Extract every line below that contains the word "color".

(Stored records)
◇ ◇ ◇ ◇ ◇ ◇ ◇

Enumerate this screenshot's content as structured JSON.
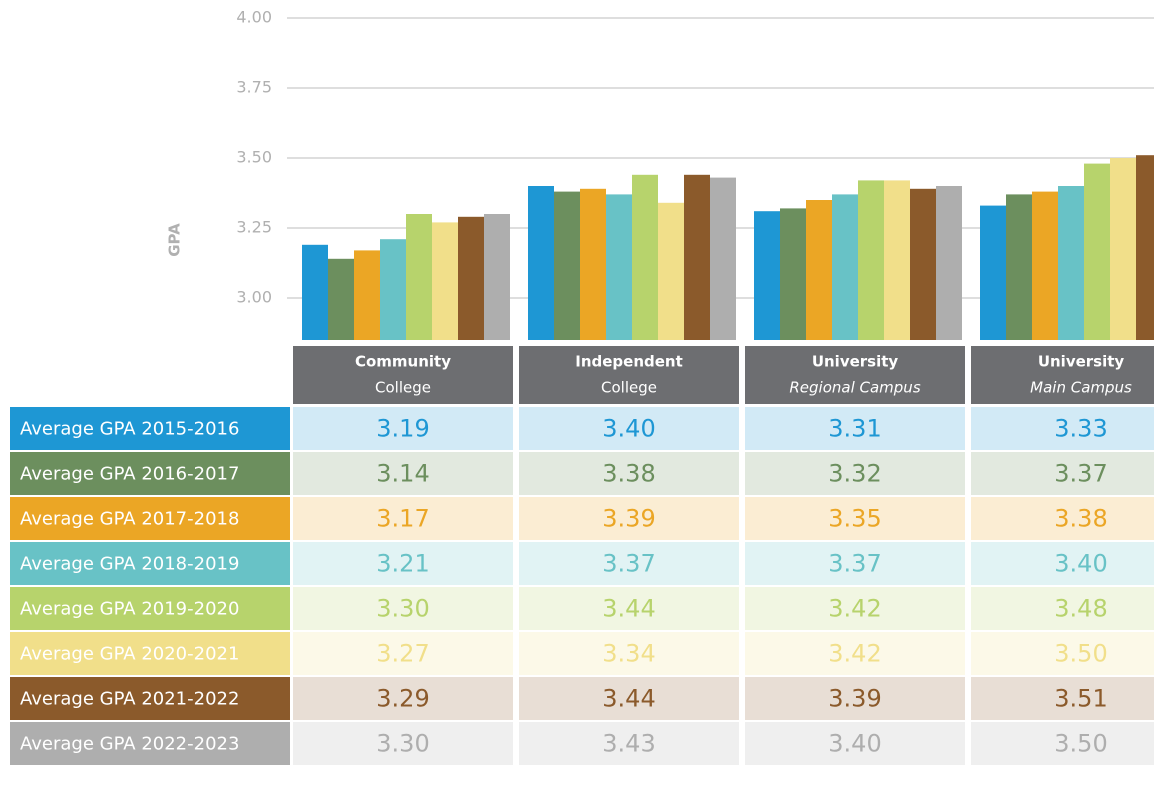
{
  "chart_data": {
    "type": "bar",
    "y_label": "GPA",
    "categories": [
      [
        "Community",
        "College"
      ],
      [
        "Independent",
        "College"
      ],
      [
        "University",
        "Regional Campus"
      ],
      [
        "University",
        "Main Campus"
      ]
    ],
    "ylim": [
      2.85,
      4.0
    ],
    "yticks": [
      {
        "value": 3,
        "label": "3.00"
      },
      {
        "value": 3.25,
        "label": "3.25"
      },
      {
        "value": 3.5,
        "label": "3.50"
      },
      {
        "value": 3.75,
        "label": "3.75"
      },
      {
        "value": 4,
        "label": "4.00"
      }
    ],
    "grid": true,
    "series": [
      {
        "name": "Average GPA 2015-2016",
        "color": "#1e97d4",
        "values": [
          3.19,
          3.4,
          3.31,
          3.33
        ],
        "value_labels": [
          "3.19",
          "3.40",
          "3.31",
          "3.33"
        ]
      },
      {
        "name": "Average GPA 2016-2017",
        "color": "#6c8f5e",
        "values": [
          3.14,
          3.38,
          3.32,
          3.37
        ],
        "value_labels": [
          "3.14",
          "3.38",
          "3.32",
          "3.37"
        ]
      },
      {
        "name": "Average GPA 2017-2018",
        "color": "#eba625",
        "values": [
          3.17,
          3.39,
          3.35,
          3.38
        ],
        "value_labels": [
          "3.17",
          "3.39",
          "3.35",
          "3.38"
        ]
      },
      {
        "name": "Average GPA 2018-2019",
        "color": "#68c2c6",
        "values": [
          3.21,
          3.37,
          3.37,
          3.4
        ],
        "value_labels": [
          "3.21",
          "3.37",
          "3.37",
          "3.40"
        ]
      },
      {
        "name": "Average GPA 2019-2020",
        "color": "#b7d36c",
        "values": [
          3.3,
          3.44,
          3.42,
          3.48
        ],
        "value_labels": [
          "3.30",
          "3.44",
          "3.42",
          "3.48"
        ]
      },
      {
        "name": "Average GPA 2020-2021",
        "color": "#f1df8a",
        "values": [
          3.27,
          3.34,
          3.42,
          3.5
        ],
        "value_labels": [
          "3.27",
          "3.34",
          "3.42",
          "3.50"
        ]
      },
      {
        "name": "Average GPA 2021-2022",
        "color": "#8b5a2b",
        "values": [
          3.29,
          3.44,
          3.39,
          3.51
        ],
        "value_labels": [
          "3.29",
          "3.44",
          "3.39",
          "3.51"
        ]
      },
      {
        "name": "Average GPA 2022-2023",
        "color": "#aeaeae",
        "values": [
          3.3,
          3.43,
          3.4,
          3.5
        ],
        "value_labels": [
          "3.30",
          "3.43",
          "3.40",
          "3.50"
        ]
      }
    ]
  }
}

◇ ◇ ◇ ◇ ◇ ◇ ◇

### ANSWER TO THIS PROBLEM:
        "color": "#1e97d4",
        "color": "#6c8f5e",
        "color": "#eba625",
        "color": "#68c2c6",
        "color": "#b7d36c",
        "color": "#f1df8a",
        "color": "#8b5a2b",
        "color": "#aeaeae",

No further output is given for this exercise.